Write every line out verbatim and omit the pictures.

[Stored items]
□ □ □
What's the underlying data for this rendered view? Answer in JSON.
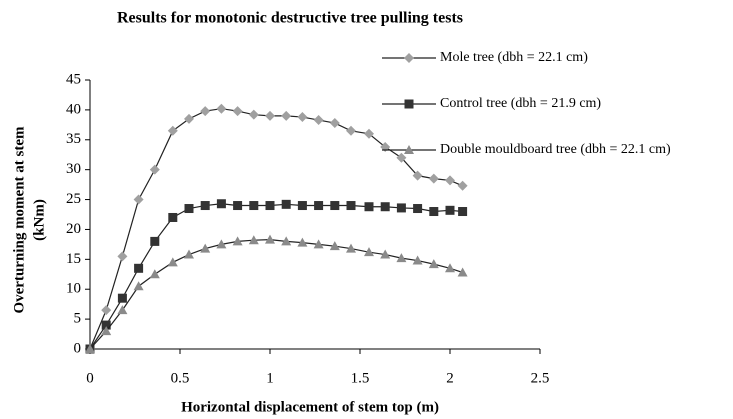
{
  "chart_data": {
    "type": "line",
    "title": "Results for monotonic destructive tree pulling tests",
    "xlabel": "Horizontal displacement of stem top (m)",
    "ylabel": [
      "Overturning moment at stem",
      "(kNm)"
    ],
    "x": [
      0,
      0.09,
      0.18,
      0.27,
      0.36,
      0.46,
      0.55,
      0.64,
      0.73,
      0.82,
      0.91,
      1.0,
      1.09,
      1.18,
      1.27,
      1.36,
      1.45,
      1.55,
      1.64,
      1.73,
      1.82,
      1.91,
      2.0,
      2.07
    ],
    "series": [
      {
        "name": "Mole tree (dbh = 22.1 cm)",
        "color": "#a0a0a0",
        "marker": "diamond",
        "values": [
          0,
          6.5,
          15.5,
          25,
          30,
          36.5,
          38.5,
          39.8,
          40.2,
          39.8,
          39.2,
          39,
          39,
          38.8,
          38.3,
          37.8,
          36.5,
          36,
          33.8,
          32,
          29,
          28.5,
          28.2,
          27.3
        ]
      },
      {
        "name": "Control tree (dbh = 21.9 cm)",
        "color": "#333333",
        "marker": "square",
        "values": [
          0,
          4,
          8.5,
          13.5,
          18,
          22,
          23.5,
          24,
          24.3,
          24,
          24,
          24,
          24.2,
          24,
          24,
          24,
          24,
          23.8,
          23.8,
          23.6,
          23.5,
          23,
          23.2,
          23
        ]
      },
      {
        "name": "Double mouldboard tree (dbh = 22.1 cm)",
        "color": "#8a8a8a",
        "marker": "triangle",
        "values": [
          0,
          3,
          6.5,
          10.5,
          12.5,
          14.5,
          15.8,
          16.8,
          17.5,
          18,
          18.2,
          18.3,
          18,
          17.8,
          17.5,
          17.2,
          16.8,
          16.2,
          15.8,
          15.2,
          14.8,
          14.2,
          13.5,
          12.8
        ]
      }
    ],
    "xlim": [
      0,
      2.5
    ],
    "xticks": [
      0,
      0.5,
      1,
      1.5,
      2,
      2.5
    ],
    "ylim": [
      0,
      45
    ],
    "yticks": [
      0,
      5,
      10,
      15,
      20,
      25,
      30,
      35,
      40,
      45
    ],
    "legend": "right"
  }
}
□ □ □
- OUTPUT BELOW -
What's the underlying data for this rendered view? Answer in JSON.
{
  "chart_data": {
    "type": "line",
    "title": "Results for monotonic destructive tree pulling tests",
    "xlabel": "Horizontal displacement of stem top (m)",
    "ylabel": [
      "Overturning moment at stem",
      "(kNm)"
    ],
    "x": [
      0,
      0.09,
      0.18,
      0.27,
      0.36,
      0.46,
      0.55,
      0.64,
      0.73,
      0.82,
      0.91,
      1.0,
      1.09,
      1.18,
      1.27,
      1.36,
      1.45,
      1.55,
      1.64,
      1.73,
      1.82,
      1.91,
      2.0,
      2.07
    ],
    "series": [
      {
        "name": "Mole tree (dbh = 22.1 cm)",
        "color": "#a0a0a0",
        "marker": "diamond",
        "values": [
          0,
          6.5,
          15.5,
          25,
          30,
          36.5,
          38.5,
          39.8,
          40.2,
          39.8,
          39.2,
          39,
          39,
          38.8,
          38.3,
          37.8,
          36.5,
          36,
          33.8,
          32,
          29,
          28.5,
          28.2,
          27.3
        ]
      },
      {
        "name": "Control tree (dbh = 21.9 cm)",
        "color": "#333333",
        "marker": "square",
        "values": [
          0,
          4,
          8.5,
          13.5,
          18,
          22,
          23.5,
          24,
          24.3,
          24,
          24,
          24,
          24.2,
          24,
          24,
          24,
          24,
          23.8,
          23.8,
          23.6,
          23.5,
          23,
          23.2,
          23
        ]
      },
      {
        "name": "Double mouldboard tree (dbh = 22.1 cm)",
        "color": "#8a8a8a",
        "marker": "triangle",
        "values": [
          0,
          3,
          6.5,
          10.5,
          12.5,
          14.5,
          15.8,
          16.8,
          17.5,
          18,
          18.2,
          18.3,
          18,
          17.8,
          17.5,
          17.2,
          16.8,
          16.2,
          15.8,
          15.2,
          14.8,
          14.2,
          13.5,
          12.8
        ]
      }
    ],
    "xlim": [
      0,
      2.5
    ],
    "xticks": [
      0,
      0.5,
      1,
      1.5,
      2,
      2.5
    ],
    "ylim": [
      0,
      45
    ],
    "yticks": [
      0,
      5,
      10,
      15,
      20,
      25,
      30,
      35,
      40,
      45
    ],
    "legend": "right"
  }
}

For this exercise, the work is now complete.